Task material:
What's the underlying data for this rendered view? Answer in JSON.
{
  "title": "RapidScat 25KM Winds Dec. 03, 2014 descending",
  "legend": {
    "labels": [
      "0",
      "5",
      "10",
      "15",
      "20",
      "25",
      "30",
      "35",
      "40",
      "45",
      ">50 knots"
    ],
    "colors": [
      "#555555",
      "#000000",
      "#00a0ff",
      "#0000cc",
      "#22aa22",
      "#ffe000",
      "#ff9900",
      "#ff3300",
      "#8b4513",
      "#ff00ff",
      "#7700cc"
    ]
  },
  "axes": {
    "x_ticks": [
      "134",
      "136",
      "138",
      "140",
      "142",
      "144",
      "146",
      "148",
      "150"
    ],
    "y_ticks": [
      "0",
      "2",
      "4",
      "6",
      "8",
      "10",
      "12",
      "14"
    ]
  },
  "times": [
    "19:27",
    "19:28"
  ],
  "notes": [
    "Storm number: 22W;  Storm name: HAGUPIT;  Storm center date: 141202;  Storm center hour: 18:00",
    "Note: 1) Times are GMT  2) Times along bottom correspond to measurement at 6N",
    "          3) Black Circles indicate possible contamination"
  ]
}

What you have to do: Reproduce all of the records exactly.

Full answer:
What's the underlying data for this rendered view? Answer in JSON.
{
  "title": "RapidScat 25KM Winds Dec. 03, 2014 descending",
  "legend": {
    "labels": [
      "0",
      "5",
      "10",
      "15",
      "20",
      "25",
      "30",
      "35",
      "40",
      "45",
      ">50 knots"
    ],
    "colors": [
      "#555555",
      "#000000",
      "#00a0ff",
      "#0000cc",
      "#22aa22",
      "#ffe000",
      "#ff9900",
      "#ff3300",
      "#8b4513",
      "#ff00ff",
      "#7700cc"
    ]
  },
  "axes": {
    "x_ticks": [
      "134",
      "136",
      "138",
      "140",
      "142",
      "144",
      "146",
      "148",
      "150"
    ],
    "y_ticks": [
      "0",
      "2",
      "4",
      "6",
      "8",
      "10",
      "12",
      "14"
    ]
  },
  "times": [
    "19:27",
    "19:28"
  ],
  "notes": [
    "Storm number: 22W;  Storm name: HAGUPIT;  Storm center date: 141202;  Storm center hour: 18:00",
    "Note: 1) Times are GMT  2) Times along bottom correspond to measurement at 6N",
    "          3) Black Circles indicate possible contamination"
  ]
}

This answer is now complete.